┌─ SUPPLIED PASSAGE

How highly the Royal Irish were appreciated in New Zealand will be seen by the following extracts from official documents, newspaper articles, and farewell speeches on the subject of their departure. Sir George Bowen, who succeeded Sir George Grey as Governor of the colony, recorded his “sense of the important service rendered by the 2nd battalion, XVIIIth Royal Irish during the present rebellion, and also of the admirable conduct of the officers and men, who have invariably maintained the most cordial relations with their fellow-subjects. Their approaching departure is viewed with deep and general regret both on public and on personal grounds.”[222]
In a speech made by Sir George Arney, Chief Justice of the Colony, on the 16th of February 1870, the following passage occurs:--
“I believe that every inhabitant of New Zealand has heard often of the 18th Royal Irish--has heard not only of that gallant and distinguished regiment, but also of the society of gentlemen who have won the affections, I believe, and certainly have commanded the respect, of the whole colony. And that which I have said of the Officers, I may in some degree also say of the men. As the head of one special department, I can say that during my long sojourn here, I have known no other regiment which has been so distinguished by its freedom from crime; and the men of this regiment have themselves thus become respected, not only by those of their immediate class, but by all classes of society in the Colony. That circumstance must be taken as due not only to the efficient command of the Officer at the head of the regiment, but also to the temper and discretion with which his orders have been carried out by the Officers of the regiment. I will say but little on the fact that this Colony is now losing the presence of this gallant regiment; it is a subject which, I believe, is a painful one to the hearts of the whole of the colonists in New Zealand. I believe that the 18th will be universally regretted, as they are now universally respected.”
The Ministers of the New Zealand government also gave their testimony to the good conduct of the regiment in a communication to the Governor.
“MEMORANDUM FOR HIS EXCELLENCY.
“Ministers cannot permit the last detachment of Her Majesty’s 18th regiment to leave the Colony without expressing the regret which they feel at the departure of the regiment, and bearing testimony of the uniform good conduct of the force under the command of Lieutenant-Colonel Elliot, during the period of its service in the Colony; the sentiment which the Government thus places on record is that of the whole community.
“The Government also desires to express the feeling which it entertains of the readiness which Lieutenant-Colonel Elliot, and the Officers commanding detachments under him, have always displayed to aid the Colony as far as lay in their power.
“The Government also desires to record its appreciation of the uniform courtesy and consideration which they have experienced on the part of Lieutenant-Colonel Elliot in their communications with him through His Excellency the Governor.

└─
┌─ RECORDS FOR PROCESSING

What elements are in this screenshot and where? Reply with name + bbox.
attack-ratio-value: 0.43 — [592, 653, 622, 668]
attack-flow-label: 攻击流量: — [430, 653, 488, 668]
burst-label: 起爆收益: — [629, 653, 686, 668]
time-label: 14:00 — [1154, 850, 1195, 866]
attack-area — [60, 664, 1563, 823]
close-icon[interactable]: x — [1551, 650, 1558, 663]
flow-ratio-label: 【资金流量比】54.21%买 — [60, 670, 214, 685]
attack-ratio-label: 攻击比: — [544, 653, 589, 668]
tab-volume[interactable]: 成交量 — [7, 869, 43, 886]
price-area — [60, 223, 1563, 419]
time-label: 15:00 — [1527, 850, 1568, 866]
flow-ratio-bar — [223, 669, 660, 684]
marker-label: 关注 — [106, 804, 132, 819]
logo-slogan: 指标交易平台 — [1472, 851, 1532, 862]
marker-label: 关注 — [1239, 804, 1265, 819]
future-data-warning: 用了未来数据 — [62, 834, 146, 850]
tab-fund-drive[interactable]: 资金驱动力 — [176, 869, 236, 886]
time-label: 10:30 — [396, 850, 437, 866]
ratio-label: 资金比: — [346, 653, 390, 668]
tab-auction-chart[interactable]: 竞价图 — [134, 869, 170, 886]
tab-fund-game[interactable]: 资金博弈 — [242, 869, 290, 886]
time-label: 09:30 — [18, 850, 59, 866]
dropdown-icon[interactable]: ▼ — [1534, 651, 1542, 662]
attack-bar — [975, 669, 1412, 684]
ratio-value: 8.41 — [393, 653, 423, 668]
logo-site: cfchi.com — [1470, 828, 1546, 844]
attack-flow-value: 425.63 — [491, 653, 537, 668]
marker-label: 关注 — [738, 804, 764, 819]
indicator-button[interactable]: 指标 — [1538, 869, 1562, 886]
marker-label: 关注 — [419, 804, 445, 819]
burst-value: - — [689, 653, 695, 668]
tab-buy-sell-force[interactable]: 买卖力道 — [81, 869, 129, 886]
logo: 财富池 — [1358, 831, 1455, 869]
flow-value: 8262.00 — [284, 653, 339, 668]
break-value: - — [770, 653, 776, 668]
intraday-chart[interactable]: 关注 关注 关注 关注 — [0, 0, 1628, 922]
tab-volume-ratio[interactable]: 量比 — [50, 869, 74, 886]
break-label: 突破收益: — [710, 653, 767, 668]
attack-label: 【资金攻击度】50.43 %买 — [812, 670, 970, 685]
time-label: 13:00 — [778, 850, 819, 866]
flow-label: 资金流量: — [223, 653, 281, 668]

└─

**JOBS**
(1) Reproduce the passage on the Royal Irish in New Zealand between "The Ministers of" and "in their power.", inclusive, substituting "the commanding officer" for "Lieutenant-Colonel Elliot".
(2) Render the dataset rows from the very first line through the line containing "tab-volume[interactable]: 成交量 —", both included, as a Markdown table with the columns No. and Line, omitting blank lines.

**SOLVED PROBLEMS**
(1)
The Ministers of the New Zealand government also gave their testimony to the good conduct of the regiment in a communication to the Governor.
“MEMORANDUM FOR HIS EXCELLENCY.
“Ministers cannot permit the last detachment of Her Majesty’s 18th regiment to leave the Colony without expressing the regret which they feel at the departure of the regiment, and bearing testimony of the uniform good conduct of the force under the command of the commanding officer, during the period of its service in the Colony; the sentiment which the Government thus places on record is that of the whole community.
“The Government also desires to express the feeling which it entertains of the readiness which the commanding officer, and the Officers commanding detachments under him, have always displayed to aid the Colony as far as lay in their power.

(2)
| No. | Line |
|---|---|
| 1 | What elements are in this screenshot and where? Reply with name + bbox. |
| 2 | attack-ratio-value: 0.43 — [592, 653, 622, 668] |
| 3 | attack-flow-label: 攻击流量: — [430, 653, 488, 668] |
| 4 | burst-label: 起爆收益: — [629, 653, 686, 668] |
| 5 | time-label: 14:00 — [1154, 850, 1195, 866] |
| 6 | attack-area — [60, 664, 1563, 823] |
| 7 | close-icon[interactable]: x — [1551, 650, 1558, 663] |
| 8 | flow-ratio-label: 【资金流量比】54.21%买 — [60, 670, 214, 685] |
| 9 | attack-ratio-label: 攻击比: — [544, 653, 589, 668] |
| 10 | tab-volume[interactable]: 成交量 — [7, 869, 43, 886] |